To be done:
Look for the string "style" in every line, and copy each line that has it.
################
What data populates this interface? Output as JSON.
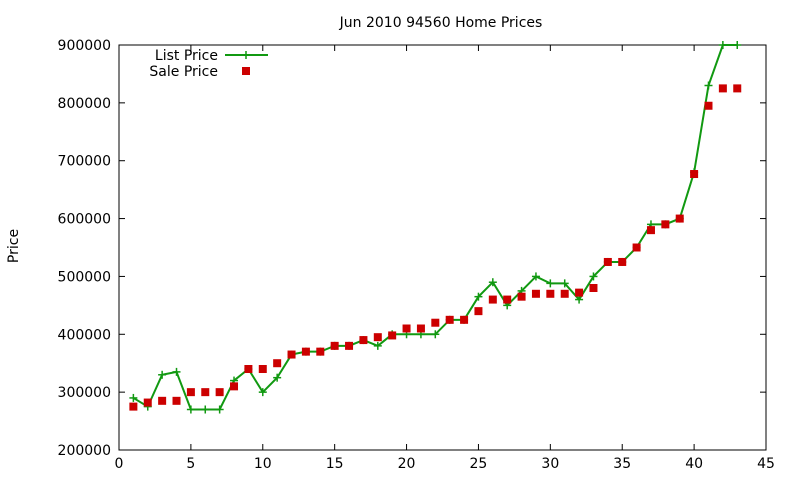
{
  "chart_data": {
    "type": "line",
    "title": "Jun 2010 94560 Home Prices",
    "xlabel": "",
    "ylabel": "Price",
    "xlim": [
      0,
      45
    ],
    "ylim": [
      200000,
      900000
    ],
    "xticks": [
      0,
      5,
      10,
      15,
      20,
      25,
      30,
      35,
      40,
      45
    ],
    "yticks": [
      200000,
      300000,
      400000,
      500000,
      600000,
      700000,
      800000,
      900000
    ],
    "grid": false,
    "legend_position": "top-left",
    "series": [
      {
        "name": "List Price",
        "style": "line+cross",
        "color": "#119911",
        "x": [
          1,
          2,
          3,
          4,
          5,
          6,
          7,
          8,
          9,
          10,
          11,
          12,
          13,
          14,
          15,
          16,
          17,
          18,
          19,
          20,
          21,
          22,
          23,
          24,
          25,
          26,
          27,
          28,
          29,
          30,
          31,
          32,
          33,
          34,
          35,
          36,
          37,
          38,
          39,
          40,
          41,
          42,
          43
        ],
        "y": [
          290000,
          275000,
          330000,
          335000,
          270000,
          270000,
          270000,
          320000,
          340000,
          300000,
          325000,
          365000,
          370000,
          370000,
          380000,
          380000,
          390000,
          380000,
          400000,
          400000,
          400000,
          400000,
          425000,
          425000,
          465000,
          490000,
          450000,
          475000,
          500000,
          488000,
          488000,
          460000,
          500000,
          525000,
          525000,
          550000,
          590000,
          590000,
          600000,
          680000,
          830000,
          900000,
          900000
        ]
      },
      {
        "name": "Sale Price",
        "style": "square-points",
        "color": "#cc0000",
        "x": [
          1,
          2,
          3,
          4,
          5,
          6,
          7,
          8,
          9,
          10,
          11,
          12,
          13,
          14,
          15,
          16,
          17,
          18,
          19,
          20,
          21,
          22,
          23,
          24,
          25,
          26,
          27,
          28,
          29,
          30,
          31,
          32,
          33,
          34,
          35,
          36,
          37,
          38,
          39,
          40,
          41,
          42,
          43
        ],
        "y": [
          275000,
          282000,
          285000,
          285000,
          300000,
          300000,
          300000,
          310000,
          340000,
          340000,
          350000,
          365000,
          370000,
          370000,
          380000,
          380000,
          390000,
          395000,
          398000,
          410000,
          410000,
          420000,
          425000,
          425000,
          440000,
          460000,
          460000,
          465000,
          470000,
          470000,
          470000,
          472000,
          480000,
          525000,
          525000,
          550000,
          580000,
          590000,
          600000,
          677000,
          795000,
          825000,
          825000
        ]
      }
    ]
  }
}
################
Answer to the problem:
        "style": "line+cross",
        "style": "square-points",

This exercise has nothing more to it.